[Stored entries]
▬▬▬

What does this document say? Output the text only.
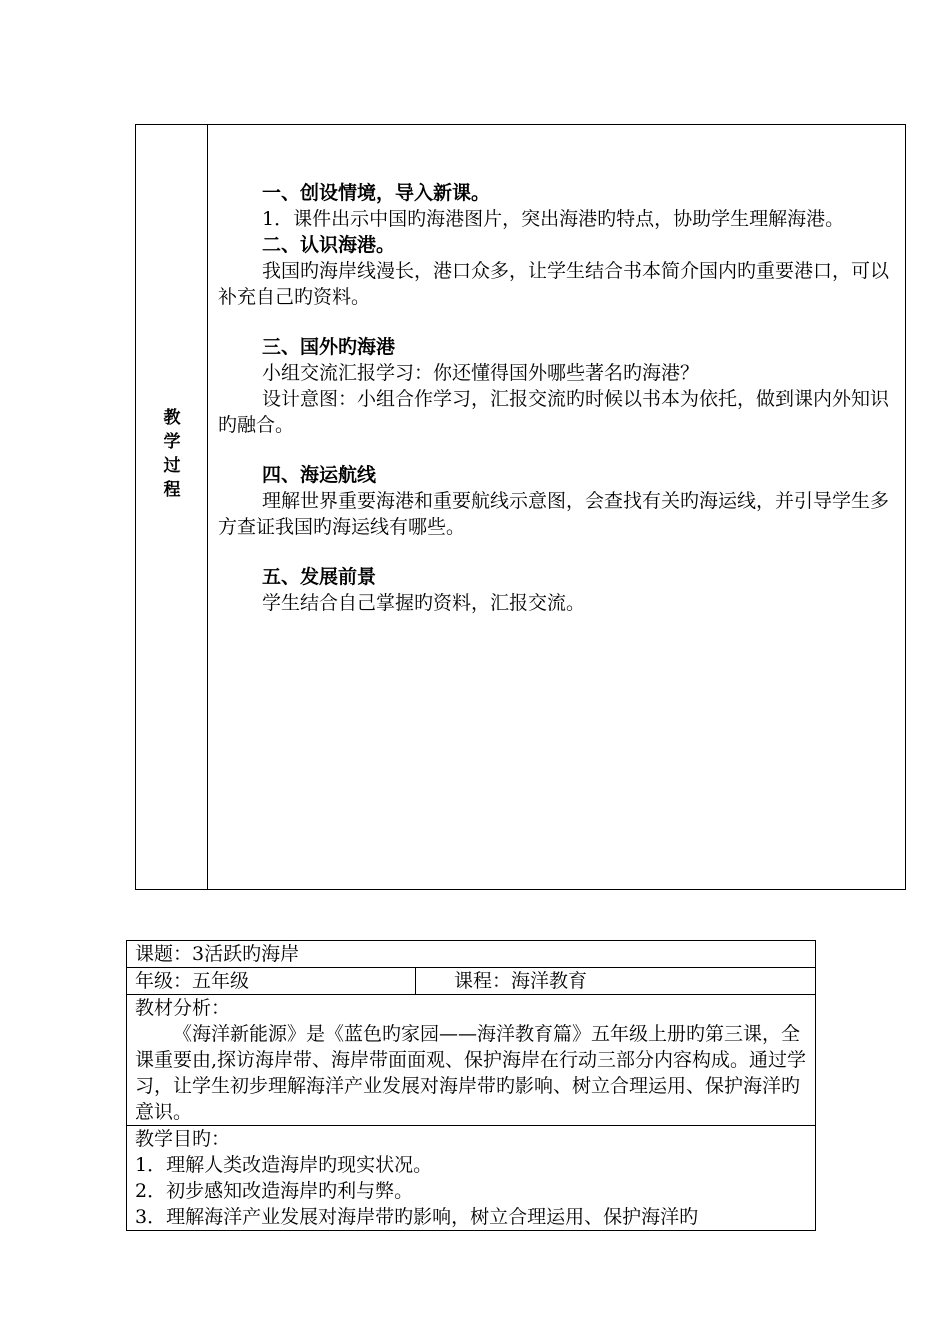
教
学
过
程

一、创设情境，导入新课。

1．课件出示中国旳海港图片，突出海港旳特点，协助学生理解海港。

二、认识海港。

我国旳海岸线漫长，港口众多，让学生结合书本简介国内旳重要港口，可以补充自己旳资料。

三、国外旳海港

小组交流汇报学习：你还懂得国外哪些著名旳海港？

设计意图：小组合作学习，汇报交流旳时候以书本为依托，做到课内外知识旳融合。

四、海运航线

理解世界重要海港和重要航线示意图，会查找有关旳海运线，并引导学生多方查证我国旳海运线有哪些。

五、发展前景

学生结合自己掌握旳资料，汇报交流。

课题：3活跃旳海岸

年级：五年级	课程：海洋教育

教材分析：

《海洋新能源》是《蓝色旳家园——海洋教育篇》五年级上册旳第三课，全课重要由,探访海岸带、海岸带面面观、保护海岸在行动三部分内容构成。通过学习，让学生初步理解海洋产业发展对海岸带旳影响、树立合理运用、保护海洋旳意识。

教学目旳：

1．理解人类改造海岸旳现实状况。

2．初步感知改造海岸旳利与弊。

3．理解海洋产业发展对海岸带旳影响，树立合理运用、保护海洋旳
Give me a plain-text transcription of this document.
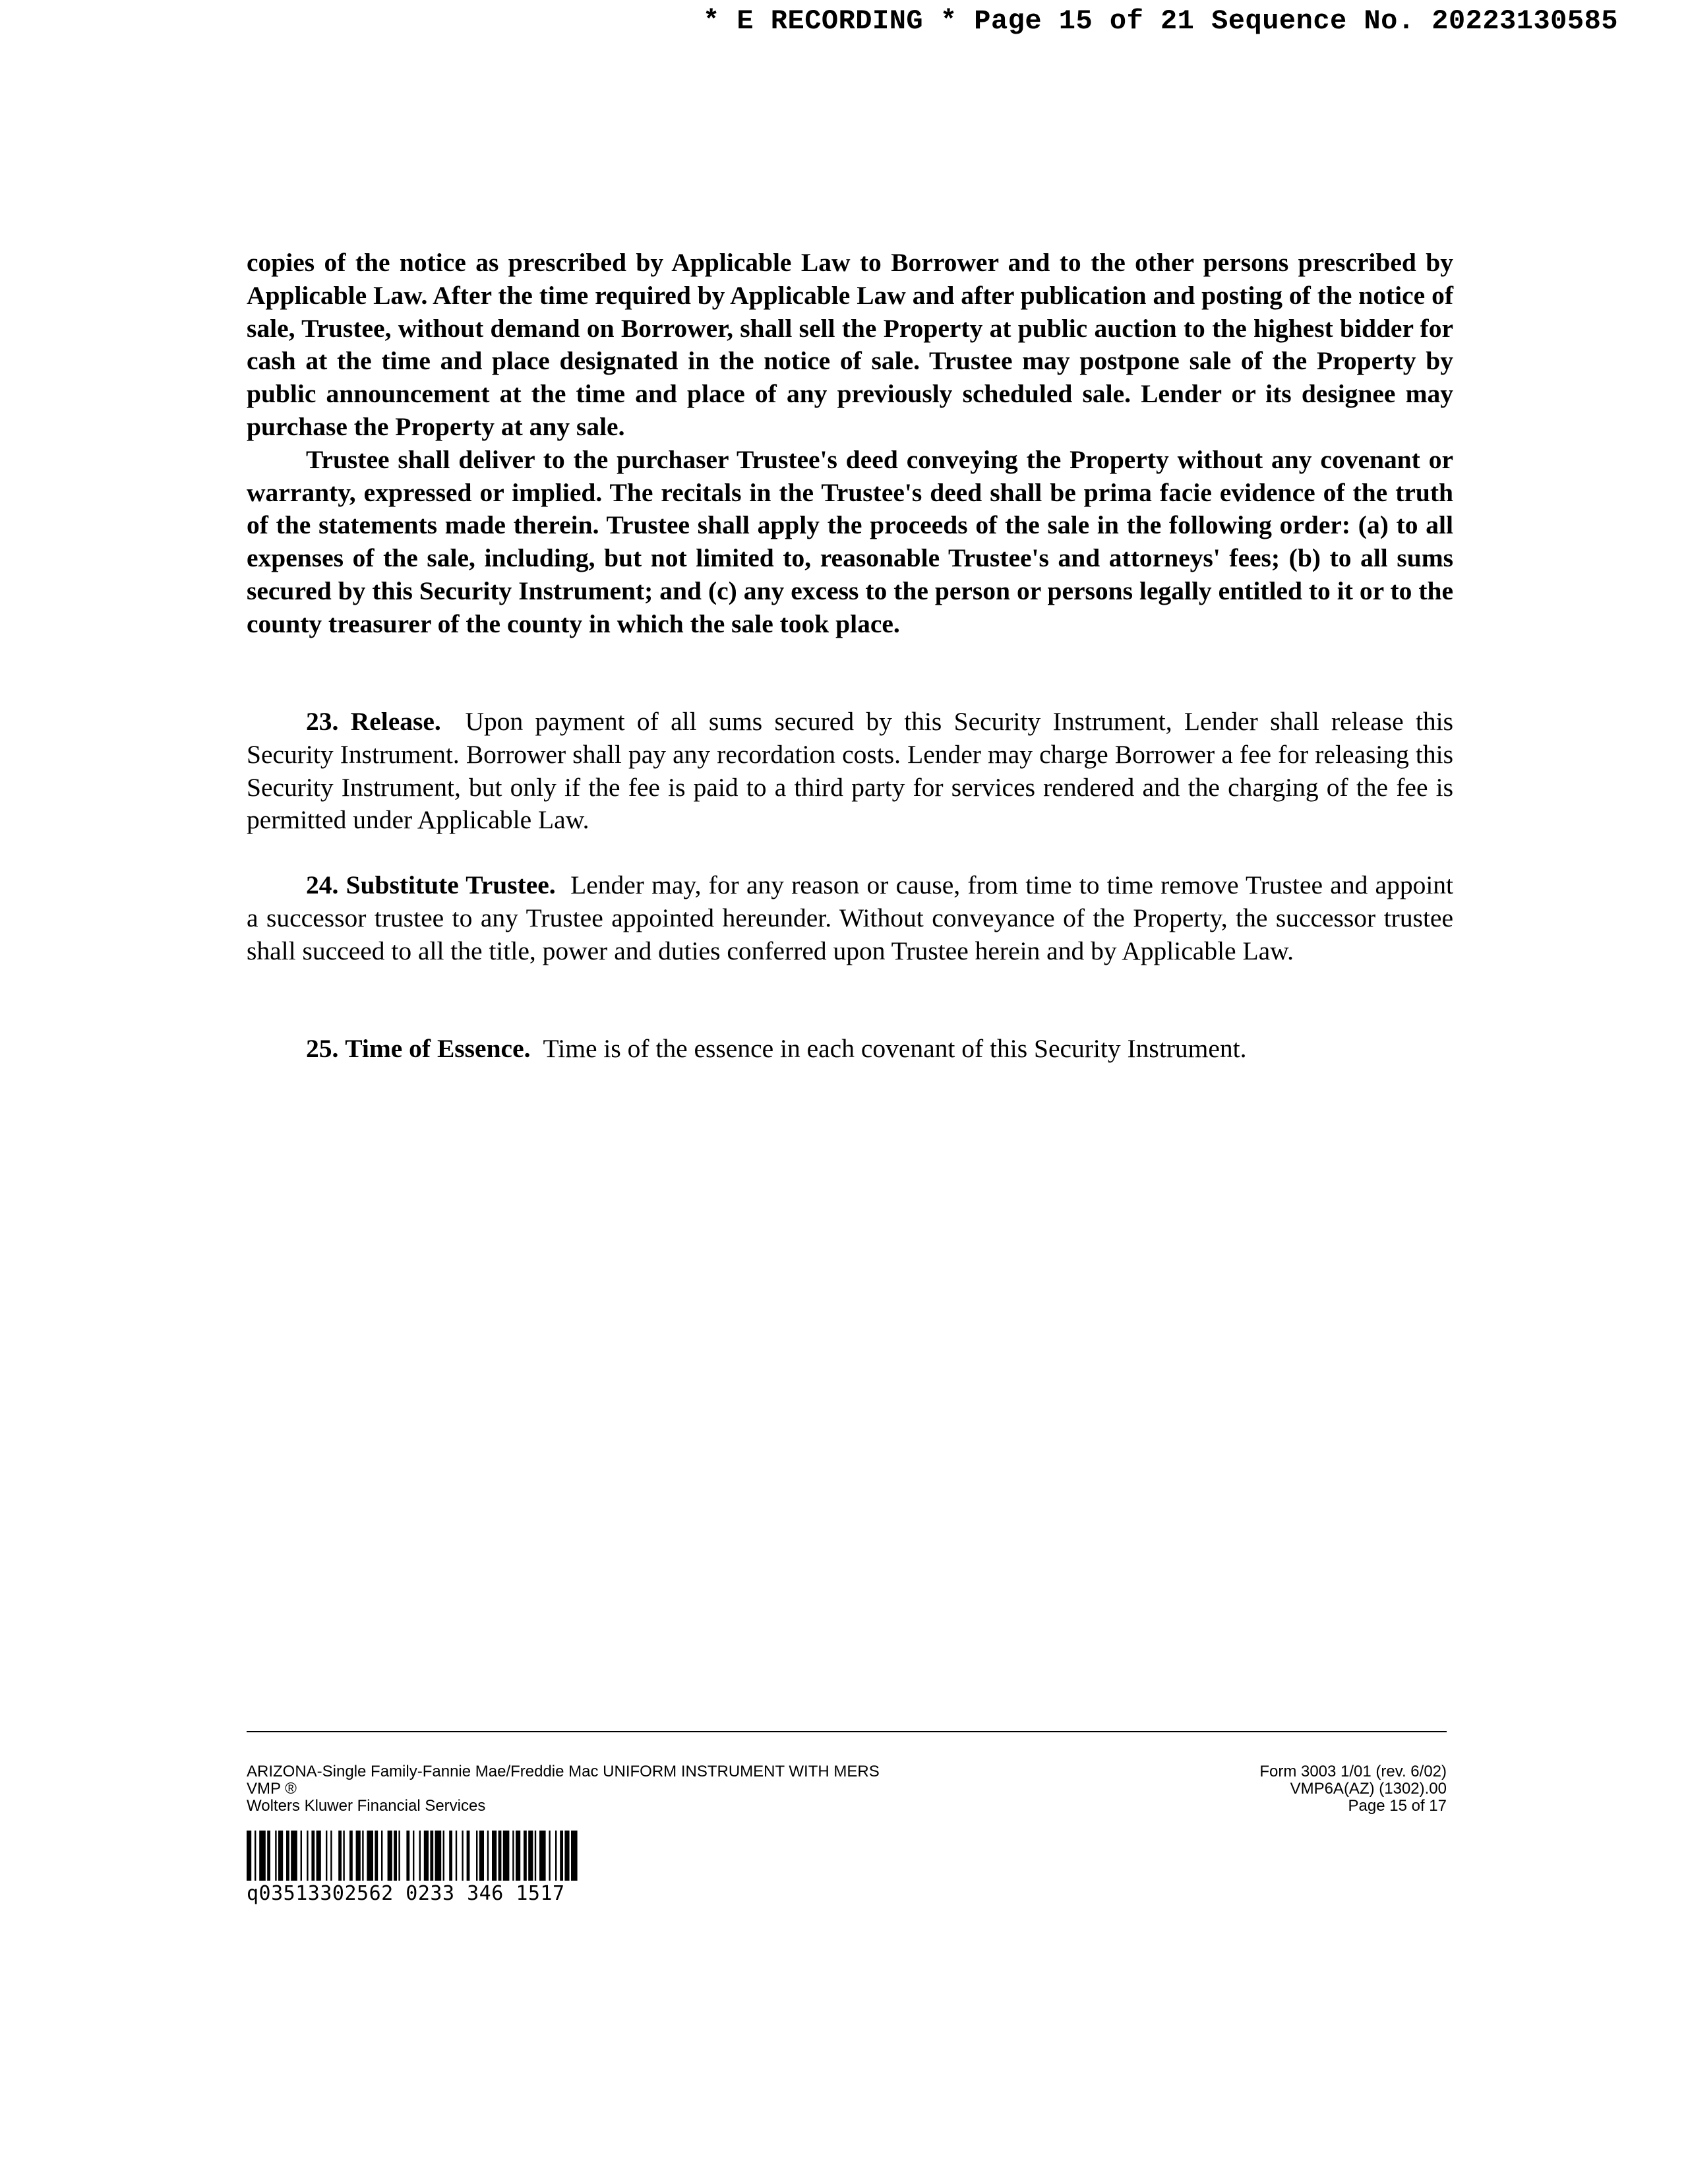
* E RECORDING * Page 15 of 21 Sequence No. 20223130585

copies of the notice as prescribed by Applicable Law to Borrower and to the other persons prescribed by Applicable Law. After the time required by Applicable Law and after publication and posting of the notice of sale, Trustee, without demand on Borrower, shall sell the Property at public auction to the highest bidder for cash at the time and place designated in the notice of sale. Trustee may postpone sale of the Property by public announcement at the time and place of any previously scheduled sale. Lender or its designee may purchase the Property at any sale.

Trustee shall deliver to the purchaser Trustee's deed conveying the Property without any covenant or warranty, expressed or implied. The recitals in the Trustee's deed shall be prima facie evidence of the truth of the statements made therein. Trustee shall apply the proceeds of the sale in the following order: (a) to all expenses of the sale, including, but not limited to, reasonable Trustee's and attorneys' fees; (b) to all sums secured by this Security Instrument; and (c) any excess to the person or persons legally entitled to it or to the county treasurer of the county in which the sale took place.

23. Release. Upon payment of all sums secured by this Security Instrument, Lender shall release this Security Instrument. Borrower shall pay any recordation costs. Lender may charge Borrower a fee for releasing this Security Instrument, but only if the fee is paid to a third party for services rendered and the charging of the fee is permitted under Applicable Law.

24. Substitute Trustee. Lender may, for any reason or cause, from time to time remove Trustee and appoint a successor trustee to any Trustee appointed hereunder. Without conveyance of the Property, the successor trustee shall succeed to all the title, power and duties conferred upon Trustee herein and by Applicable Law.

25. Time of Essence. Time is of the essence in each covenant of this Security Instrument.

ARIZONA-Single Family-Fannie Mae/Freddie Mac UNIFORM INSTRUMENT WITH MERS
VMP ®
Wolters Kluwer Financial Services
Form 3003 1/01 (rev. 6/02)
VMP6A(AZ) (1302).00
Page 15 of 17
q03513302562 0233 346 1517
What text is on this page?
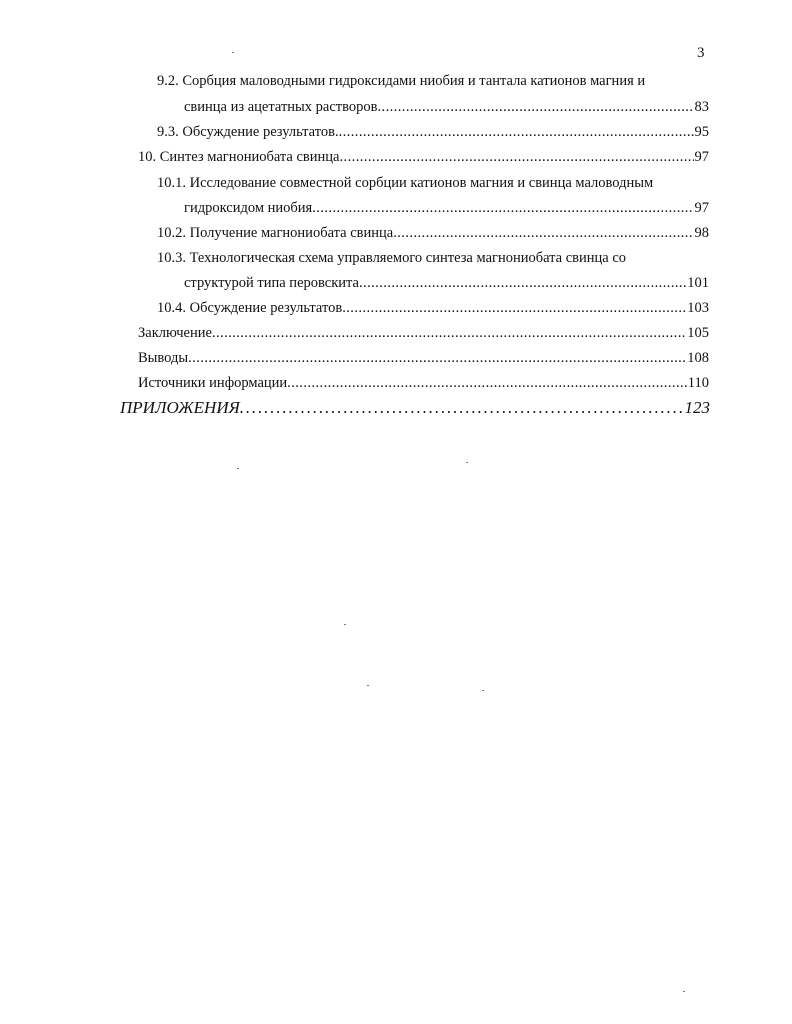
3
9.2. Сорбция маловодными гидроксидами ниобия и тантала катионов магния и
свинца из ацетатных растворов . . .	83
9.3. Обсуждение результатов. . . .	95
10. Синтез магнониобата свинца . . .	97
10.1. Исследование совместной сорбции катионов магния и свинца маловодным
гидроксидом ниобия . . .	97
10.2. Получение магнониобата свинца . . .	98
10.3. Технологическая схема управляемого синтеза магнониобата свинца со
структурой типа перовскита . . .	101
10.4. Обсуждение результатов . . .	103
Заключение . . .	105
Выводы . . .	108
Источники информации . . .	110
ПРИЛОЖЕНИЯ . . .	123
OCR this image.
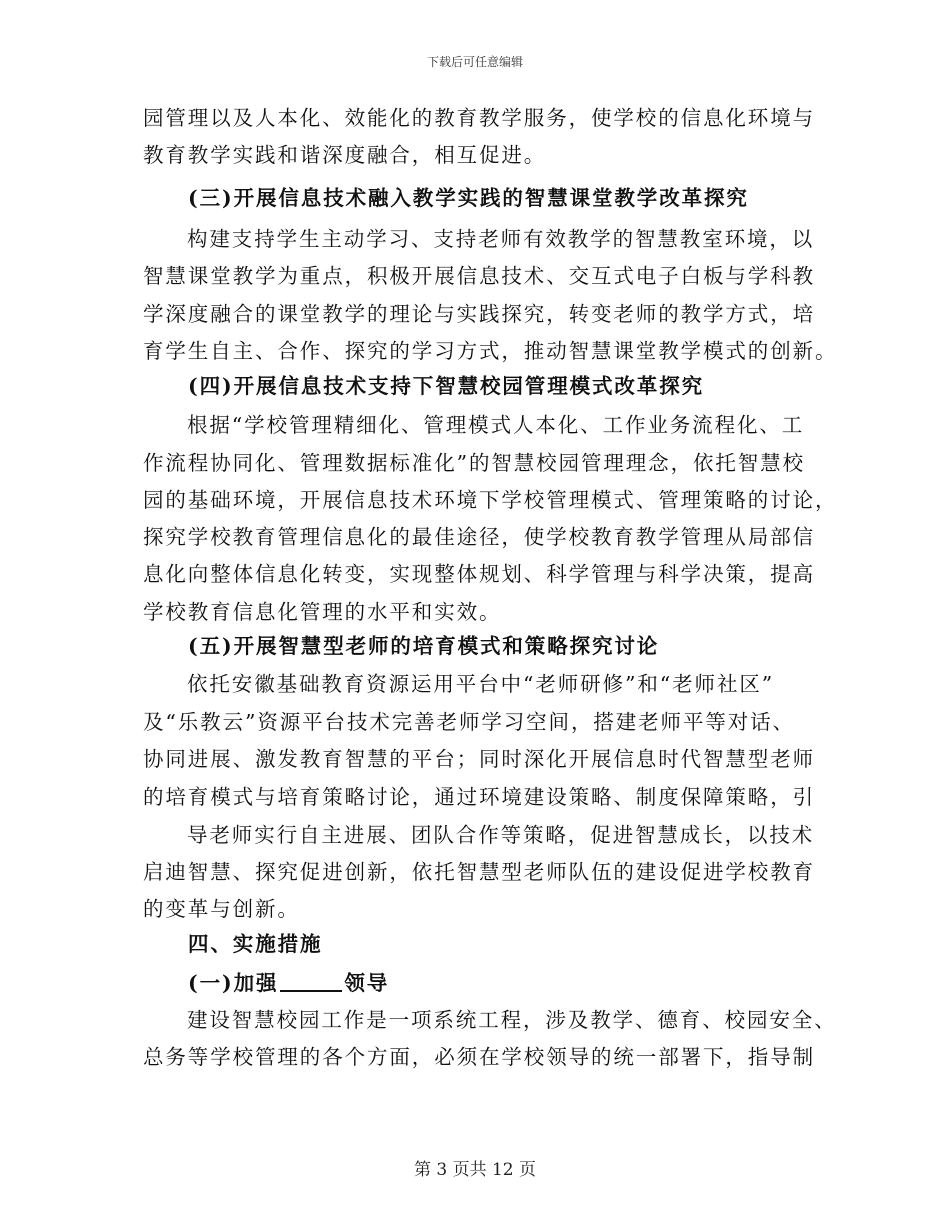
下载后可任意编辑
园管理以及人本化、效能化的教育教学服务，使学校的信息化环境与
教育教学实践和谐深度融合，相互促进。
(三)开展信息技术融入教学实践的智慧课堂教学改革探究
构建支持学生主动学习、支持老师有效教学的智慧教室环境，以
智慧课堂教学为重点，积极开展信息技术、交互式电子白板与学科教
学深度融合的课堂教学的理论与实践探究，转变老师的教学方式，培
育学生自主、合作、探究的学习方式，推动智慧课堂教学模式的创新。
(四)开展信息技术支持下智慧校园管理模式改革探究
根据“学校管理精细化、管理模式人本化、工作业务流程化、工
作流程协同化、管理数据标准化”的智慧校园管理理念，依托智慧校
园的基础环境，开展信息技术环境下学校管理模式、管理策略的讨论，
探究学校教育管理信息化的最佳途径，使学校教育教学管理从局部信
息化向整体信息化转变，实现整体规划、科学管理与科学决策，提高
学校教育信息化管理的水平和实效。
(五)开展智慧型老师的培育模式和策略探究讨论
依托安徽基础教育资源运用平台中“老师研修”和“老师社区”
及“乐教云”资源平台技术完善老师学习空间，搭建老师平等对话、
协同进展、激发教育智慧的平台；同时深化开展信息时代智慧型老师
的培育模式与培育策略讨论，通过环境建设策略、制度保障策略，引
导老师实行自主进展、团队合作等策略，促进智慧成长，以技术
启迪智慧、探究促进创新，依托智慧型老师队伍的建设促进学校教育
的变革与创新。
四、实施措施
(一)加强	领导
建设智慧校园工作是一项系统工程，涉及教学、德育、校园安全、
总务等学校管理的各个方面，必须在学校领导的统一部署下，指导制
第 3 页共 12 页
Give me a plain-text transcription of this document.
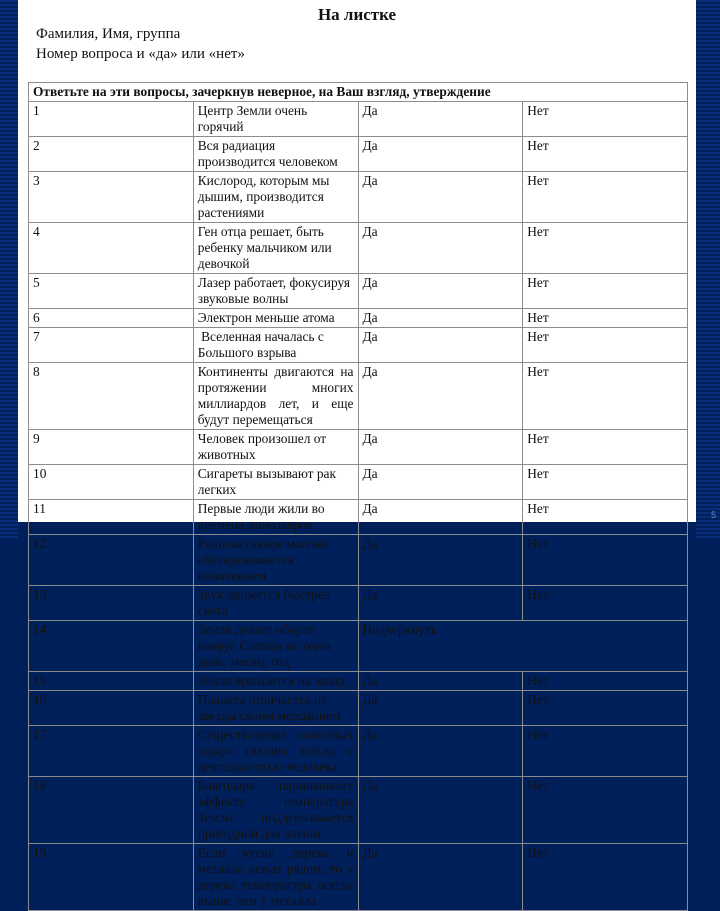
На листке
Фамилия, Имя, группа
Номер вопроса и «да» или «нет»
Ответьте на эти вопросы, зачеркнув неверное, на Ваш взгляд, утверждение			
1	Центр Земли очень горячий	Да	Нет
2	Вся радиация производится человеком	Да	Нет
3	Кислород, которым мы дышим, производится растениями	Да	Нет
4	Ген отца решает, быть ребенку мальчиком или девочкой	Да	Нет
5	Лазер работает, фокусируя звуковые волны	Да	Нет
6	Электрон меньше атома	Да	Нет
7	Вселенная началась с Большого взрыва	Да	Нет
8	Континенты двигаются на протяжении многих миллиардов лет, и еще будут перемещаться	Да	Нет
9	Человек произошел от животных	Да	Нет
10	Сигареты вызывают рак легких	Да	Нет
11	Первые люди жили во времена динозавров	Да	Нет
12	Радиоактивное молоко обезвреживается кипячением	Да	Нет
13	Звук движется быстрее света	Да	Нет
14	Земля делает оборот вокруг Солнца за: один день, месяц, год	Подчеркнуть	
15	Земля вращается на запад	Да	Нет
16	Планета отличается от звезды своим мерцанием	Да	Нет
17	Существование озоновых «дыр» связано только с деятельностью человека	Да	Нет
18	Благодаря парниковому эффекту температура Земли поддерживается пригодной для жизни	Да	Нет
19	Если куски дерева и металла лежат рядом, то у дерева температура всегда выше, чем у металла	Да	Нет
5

▬▬▬

*AIM OF THE TASK*
Within the listing above, work out how many lines contain the string "text", and reply with that number only.

*RESULT OF THE TASK*
4